**Exercise task**
Gather every line from the entries below that includes "ultrasonic".

**Recorded data**
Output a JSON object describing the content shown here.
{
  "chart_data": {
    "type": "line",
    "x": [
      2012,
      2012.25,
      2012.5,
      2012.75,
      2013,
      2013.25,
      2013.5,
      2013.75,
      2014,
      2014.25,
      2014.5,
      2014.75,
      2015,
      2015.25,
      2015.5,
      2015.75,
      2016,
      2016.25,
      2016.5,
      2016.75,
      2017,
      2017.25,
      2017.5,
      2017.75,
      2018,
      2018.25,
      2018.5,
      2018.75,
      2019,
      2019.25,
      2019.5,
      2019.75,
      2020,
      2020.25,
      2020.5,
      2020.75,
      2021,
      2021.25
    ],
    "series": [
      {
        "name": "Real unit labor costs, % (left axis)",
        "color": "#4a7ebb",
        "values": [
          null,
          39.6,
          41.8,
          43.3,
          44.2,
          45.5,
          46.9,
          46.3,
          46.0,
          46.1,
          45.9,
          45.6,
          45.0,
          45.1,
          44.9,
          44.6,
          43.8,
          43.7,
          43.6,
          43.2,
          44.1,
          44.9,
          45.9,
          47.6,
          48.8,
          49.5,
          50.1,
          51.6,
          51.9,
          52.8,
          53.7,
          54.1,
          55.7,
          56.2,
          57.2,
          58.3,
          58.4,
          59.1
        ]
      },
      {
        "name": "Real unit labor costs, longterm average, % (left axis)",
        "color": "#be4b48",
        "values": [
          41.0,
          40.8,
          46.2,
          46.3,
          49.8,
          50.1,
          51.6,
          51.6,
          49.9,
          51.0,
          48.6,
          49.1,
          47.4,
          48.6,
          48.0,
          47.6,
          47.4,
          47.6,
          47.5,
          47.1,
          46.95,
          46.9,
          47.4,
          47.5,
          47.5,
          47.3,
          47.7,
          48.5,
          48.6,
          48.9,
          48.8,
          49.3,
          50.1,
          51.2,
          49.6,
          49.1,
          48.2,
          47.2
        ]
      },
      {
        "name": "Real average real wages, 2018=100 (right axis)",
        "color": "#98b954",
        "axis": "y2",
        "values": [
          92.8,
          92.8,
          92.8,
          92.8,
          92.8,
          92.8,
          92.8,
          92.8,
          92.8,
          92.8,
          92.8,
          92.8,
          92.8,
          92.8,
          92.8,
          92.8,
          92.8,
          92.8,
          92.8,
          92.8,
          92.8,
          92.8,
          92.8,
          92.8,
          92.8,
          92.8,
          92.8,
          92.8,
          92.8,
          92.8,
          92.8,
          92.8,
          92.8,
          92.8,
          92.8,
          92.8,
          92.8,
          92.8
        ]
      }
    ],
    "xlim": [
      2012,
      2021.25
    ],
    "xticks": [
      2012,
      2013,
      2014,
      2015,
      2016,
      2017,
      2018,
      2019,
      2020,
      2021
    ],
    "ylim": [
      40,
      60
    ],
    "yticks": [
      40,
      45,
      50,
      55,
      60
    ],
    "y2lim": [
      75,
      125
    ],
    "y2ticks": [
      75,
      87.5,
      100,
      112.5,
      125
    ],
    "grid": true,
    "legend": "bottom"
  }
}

* * *

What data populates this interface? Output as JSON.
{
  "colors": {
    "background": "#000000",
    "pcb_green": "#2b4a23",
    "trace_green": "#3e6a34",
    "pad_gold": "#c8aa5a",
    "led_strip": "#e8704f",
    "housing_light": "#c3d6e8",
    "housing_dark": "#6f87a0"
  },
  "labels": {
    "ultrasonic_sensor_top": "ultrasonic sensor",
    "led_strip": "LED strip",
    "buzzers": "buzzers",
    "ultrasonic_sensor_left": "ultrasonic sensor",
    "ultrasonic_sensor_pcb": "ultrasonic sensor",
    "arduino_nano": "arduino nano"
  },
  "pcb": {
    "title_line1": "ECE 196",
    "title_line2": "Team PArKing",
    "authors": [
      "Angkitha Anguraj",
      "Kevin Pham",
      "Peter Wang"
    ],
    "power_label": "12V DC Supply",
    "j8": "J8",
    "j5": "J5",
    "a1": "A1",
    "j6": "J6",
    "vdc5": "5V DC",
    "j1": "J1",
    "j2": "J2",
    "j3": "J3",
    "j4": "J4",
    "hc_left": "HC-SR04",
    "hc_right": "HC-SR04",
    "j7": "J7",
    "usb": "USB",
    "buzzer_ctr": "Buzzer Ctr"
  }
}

**Solution for this exercise**
    "ultrasonic_sensor_top": "ultrasonic sensor",
    "ultrasonic_sensor_left": "ultrasonic sensor",
    "ultrasonic_sensor_pcb": "ultrasonic sensor",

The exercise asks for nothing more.